# 2000 Powerstroke



## EGLC (Nov 8, 2007)

I just picked up a 2000 F450 original owner 7.3L 84k miles garage kept.

Are there any upgrades or anything I should replace on truck?
I've heard of the fuel tank upgrade & also a larger relay for the glow plugs??


----------



## allagashpm (Sep 29, 2012)

Coat the oil pan with something so it doesn't rust or is slower to rust, I used por-15 because I had a few spots on mine. I would get a bigger air filter, search for Napa 6637 its an easy but effective mod. Locking hubs I would replace with warn premiums, takes about 30 minutes probably. I would do an oil change, fuel filter change etc. As for the fuel tank, that is definitely on my list, the tank is a terrible design, you have to pump very slow. I don't know if you need a larger relay, but a lot of guys like the stancor relay, it lasts longer than Ford's. Check the coolant and see if you.can smell or see any diesel in there, if so, injector cups are most likely cracked. I have put a ton of money into mine this year, and I hope it lasts. I would also consider a tranny cooler and an open exhaust. There is a lot that can go wrong but it is a great engine.


----------



## IA Farmer (Nov 7, 2004)

Sounds like a great find. Any pics?


----------



## ducaticorse (Oct 16, 2012)

Assuming it's a dump? What did you pay. stick or auto?


----------



## dieselss (Jan 3, 2008)

air cleaner,,,exhaust,,auto trans......upgrade it.


----------



## tjctransport (Nov 22, 2008)

Record set:

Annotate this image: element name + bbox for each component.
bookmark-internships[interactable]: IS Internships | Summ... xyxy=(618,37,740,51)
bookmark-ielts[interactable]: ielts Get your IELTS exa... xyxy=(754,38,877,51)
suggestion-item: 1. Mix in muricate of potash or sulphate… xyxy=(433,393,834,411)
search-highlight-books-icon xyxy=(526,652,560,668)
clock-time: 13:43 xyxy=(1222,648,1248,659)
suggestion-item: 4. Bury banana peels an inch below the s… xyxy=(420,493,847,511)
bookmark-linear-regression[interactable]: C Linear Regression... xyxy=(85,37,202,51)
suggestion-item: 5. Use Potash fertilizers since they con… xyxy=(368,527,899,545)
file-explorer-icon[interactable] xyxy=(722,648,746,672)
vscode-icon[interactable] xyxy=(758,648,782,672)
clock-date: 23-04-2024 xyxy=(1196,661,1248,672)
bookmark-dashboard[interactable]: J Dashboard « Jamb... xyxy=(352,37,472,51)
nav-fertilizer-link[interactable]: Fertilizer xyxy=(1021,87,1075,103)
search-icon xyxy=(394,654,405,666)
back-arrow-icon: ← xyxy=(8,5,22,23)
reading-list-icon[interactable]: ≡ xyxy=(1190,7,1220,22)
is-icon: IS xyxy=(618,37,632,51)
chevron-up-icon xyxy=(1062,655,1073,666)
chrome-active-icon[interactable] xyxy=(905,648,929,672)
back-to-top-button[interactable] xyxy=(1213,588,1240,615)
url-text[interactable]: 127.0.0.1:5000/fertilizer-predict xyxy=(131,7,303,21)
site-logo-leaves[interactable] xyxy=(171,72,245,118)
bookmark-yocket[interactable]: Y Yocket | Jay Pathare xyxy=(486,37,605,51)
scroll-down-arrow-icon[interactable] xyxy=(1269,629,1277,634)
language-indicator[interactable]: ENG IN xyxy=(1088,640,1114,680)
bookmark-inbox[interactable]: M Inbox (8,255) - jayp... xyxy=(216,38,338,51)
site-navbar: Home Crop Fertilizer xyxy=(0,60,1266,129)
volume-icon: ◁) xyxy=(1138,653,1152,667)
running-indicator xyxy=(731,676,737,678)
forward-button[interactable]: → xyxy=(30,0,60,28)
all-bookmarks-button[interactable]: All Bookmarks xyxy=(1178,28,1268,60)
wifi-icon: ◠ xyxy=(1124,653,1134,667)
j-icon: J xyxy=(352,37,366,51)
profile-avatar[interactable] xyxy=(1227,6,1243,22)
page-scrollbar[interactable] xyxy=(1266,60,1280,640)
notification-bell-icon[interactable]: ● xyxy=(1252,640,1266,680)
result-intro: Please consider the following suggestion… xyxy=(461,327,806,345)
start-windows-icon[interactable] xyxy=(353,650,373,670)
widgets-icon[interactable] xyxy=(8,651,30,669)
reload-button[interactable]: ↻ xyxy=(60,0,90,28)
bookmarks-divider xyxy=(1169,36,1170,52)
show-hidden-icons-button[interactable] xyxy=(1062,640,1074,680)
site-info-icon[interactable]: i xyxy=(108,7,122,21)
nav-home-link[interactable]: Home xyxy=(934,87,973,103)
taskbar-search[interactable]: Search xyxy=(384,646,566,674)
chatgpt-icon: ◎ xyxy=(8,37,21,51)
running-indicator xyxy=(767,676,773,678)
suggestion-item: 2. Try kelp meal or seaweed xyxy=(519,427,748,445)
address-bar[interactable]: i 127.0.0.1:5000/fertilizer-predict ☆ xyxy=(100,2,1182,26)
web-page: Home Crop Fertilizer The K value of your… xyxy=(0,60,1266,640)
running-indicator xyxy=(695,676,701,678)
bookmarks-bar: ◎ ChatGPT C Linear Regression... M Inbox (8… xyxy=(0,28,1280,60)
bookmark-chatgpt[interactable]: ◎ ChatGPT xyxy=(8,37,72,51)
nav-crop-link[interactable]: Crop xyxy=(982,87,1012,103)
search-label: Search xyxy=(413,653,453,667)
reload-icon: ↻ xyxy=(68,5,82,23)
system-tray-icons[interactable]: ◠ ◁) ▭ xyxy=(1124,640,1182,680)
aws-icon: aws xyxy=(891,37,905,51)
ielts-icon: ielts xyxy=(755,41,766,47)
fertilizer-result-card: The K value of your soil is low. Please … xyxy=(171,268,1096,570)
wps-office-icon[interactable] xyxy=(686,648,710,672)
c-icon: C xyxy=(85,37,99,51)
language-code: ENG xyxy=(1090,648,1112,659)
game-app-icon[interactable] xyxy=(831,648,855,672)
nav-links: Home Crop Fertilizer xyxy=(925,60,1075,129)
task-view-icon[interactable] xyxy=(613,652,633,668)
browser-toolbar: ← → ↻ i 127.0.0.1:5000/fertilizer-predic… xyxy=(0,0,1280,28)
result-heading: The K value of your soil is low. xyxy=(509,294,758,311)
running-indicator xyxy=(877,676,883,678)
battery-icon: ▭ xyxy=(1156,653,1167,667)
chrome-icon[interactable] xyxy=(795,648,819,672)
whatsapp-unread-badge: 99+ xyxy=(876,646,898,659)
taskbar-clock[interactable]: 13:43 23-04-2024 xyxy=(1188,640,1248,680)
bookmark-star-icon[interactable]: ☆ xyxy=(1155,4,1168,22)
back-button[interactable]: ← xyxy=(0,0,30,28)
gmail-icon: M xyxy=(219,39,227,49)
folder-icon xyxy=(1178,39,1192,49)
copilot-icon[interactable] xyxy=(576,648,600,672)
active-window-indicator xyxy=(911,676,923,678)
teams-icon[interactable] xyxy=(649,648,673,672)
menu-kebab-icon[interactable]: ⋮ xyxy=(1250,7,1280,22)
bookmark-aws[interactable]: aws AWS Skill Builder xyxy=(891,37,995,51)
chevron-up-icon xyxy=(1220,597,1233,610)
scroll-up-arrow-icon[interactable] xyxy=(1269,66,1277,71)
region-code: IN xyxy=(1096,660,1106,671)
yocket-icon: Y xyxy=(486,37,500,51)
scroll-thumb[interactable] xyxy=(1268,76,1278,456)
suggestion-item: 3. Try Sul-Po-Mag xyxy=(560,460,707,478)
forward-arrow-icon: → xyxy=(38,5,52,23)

Problems to work on:
1. In the 2000 Powerstroke thread, what Napa part number is suggested for a bigger air filter?
2. Edit the 2000 Powerstroke thread: begin at the words "I just picked" and stop after "the glow plugs??", replacing "garage kept" with "stored indoors".
3. Pick up the 2000 Powerstroke forum thread and continue it from its final line.

Expected results:
1. Napa 6637

2.
I just picked up a 2000 F450 original owner 7.3L 84k miles stored indoors.

Are there any upgrades or anything I should replace on truck?
I've heard of the fuel tank upgrade & also a larger relay for the glow plugs??

3.
as was already said, 6637 air filter, dump the muffler, add a pyrometer, check the oil pan for rust, check the ball joints and tie rod ends. ball joints and tie rod ends usually need replacing between 90,000 and 120,000 miles. 
about the best deal on the 6637 can be got from Clay at riffraff diesel.:http://www.riffraffdiesel.com/mm5/merchant.mvc?
he also has great prices on just about anything else you will need or want to add.
a nice DP tuner with the 80 economy and 60 tow tunes will wake that engine up.


----------



## BillyRgn (Jan 28, 2004)

I just put the superchips flashpaq in my 02 350 7.3 and it was money well spent it was about $350 and came with ,fuel econamey, light towing, heavy towing, and performance. The performance option says only tow up to 6,000 lbs on a 250-350 and I think 10,000 for a 450-550. I have to say you would never think the truck could move like it does with one of these. Even the heavy towing setting is great because it tweaks the shift points to hold the gears out a little longer and a few other things. The flashpaq says it adds something like 110hp and 200 ft lbs of torque, don't quote me on the numbers but it was something like that, and you deffinatly feel it. Also deffinatly check that oil pan !!! My 02 has 50,000 miles and was garaged and I notice a some rust starting on the side of the pan a couple weeks ago . Good luck with it


----------



## ducaticorse (Oct 16, 2012)

Watch out that you don't accidentally leave your chip on high boost while towing or youll fry your tranny.


----------



## dieselss (Jan 3, 2008)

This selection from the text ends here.